Stored records:
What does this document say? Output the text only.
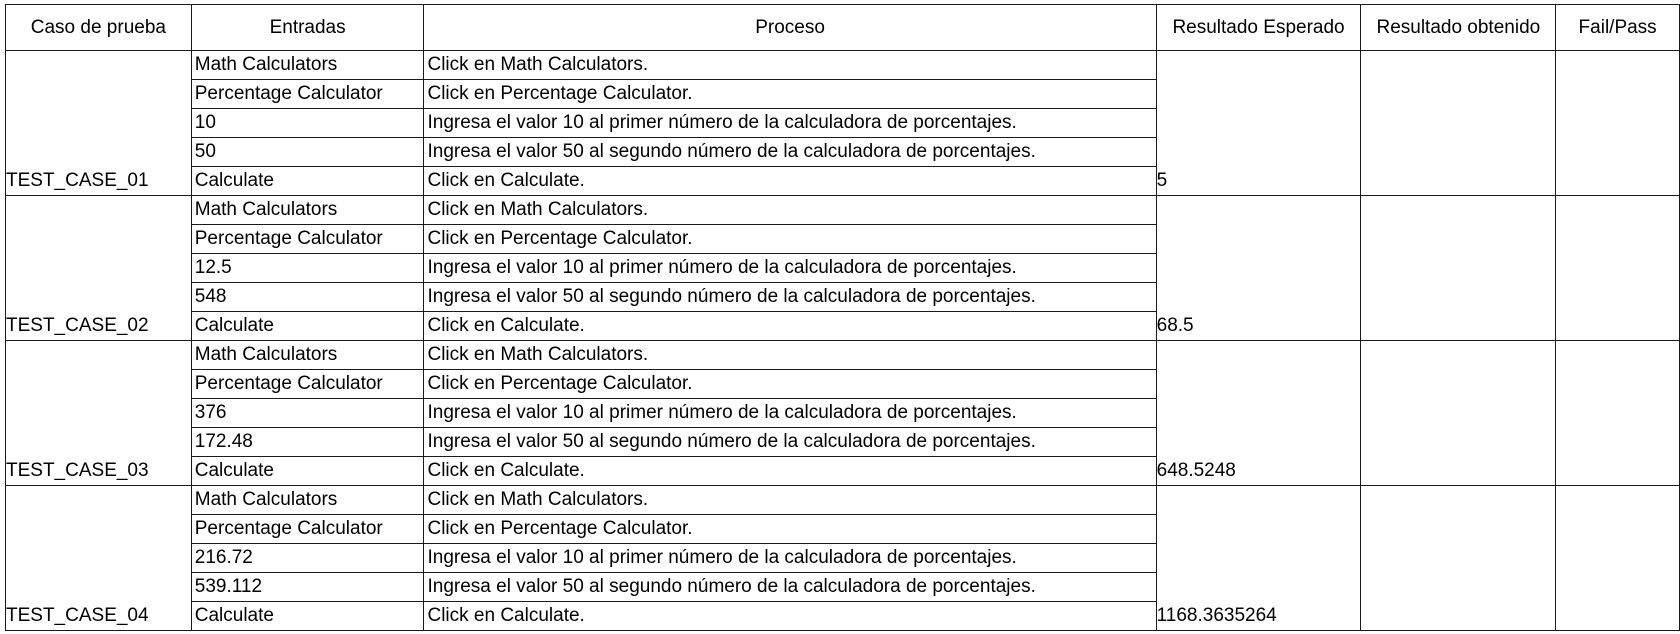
Caso de prueba	Entradas	Proceso	Resultado Esperado	Resultado obtenido	Fail/Pass
TEST_CASE_01	Math Calculators	Click en Math Calculators.	5		
	Percentage Calculator	Click en Percentage Calculator.			
	10	Ingresa el valor 10 al primer número de la calculadora de porcentajes.			
	50	Ingresa el valor 50 al segundo número de la calculadora de porcentajes.			
	Calculate	Click en Calculate.			
TEST_CASE_02	Math Calculators	Click en Math Calculators.	68.5		
	Percentage Calculator	Click en Percentage Calculator.			
	12.5	Ingresa el valor 10 al primer número de la calculadora de porcentajes.			
	548	Ingresa el valor 50 al segundo número de la calculadora de porcentajes.			
	Calculate	Click en Calculate.			
TEST_CASE_03	Math Calculators	Click en Math Calculators.	648.5248		
	Percentage Calculator	Click en Percentage Calculator.			
	376	Ingresa el valor 10 al primer número de la calculadora de porcentajes.			
	172.48	Ingresa el valor 50 al segundo número de la calculadora de porcentajes.			
	Calculate	Click en Calculate.			
TEST_CASE_04	Math Calculators	Click en Math Calculators.	1168.3635264		
	Percentage Calculator	Click en Percentage Calculator.			
	216.72	Ingresa el valor 10 al primer número de la calculadora de porcentajes.			
	539.112	Ingresa el valor 50 al segundo número de la calculadora de porcentajes.			
	Calculate	Click en Calculate.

_Instruction_. Find the word "Calculators" in the records and pull out each line that has it.

_Answer to the exercise_.
TEST_CASE_01	Math Calculators	Click en Math Calculators.	5		
TEST_CASE_02	Math Calculators	Click en Math Calculators.	68.5		
TEST_CASE_03	Math Calculators	Click en Math Calculators.	648.5248		
TEST_CASE_04	Math Calculators	Click en Math Calculators.	1168.3635264		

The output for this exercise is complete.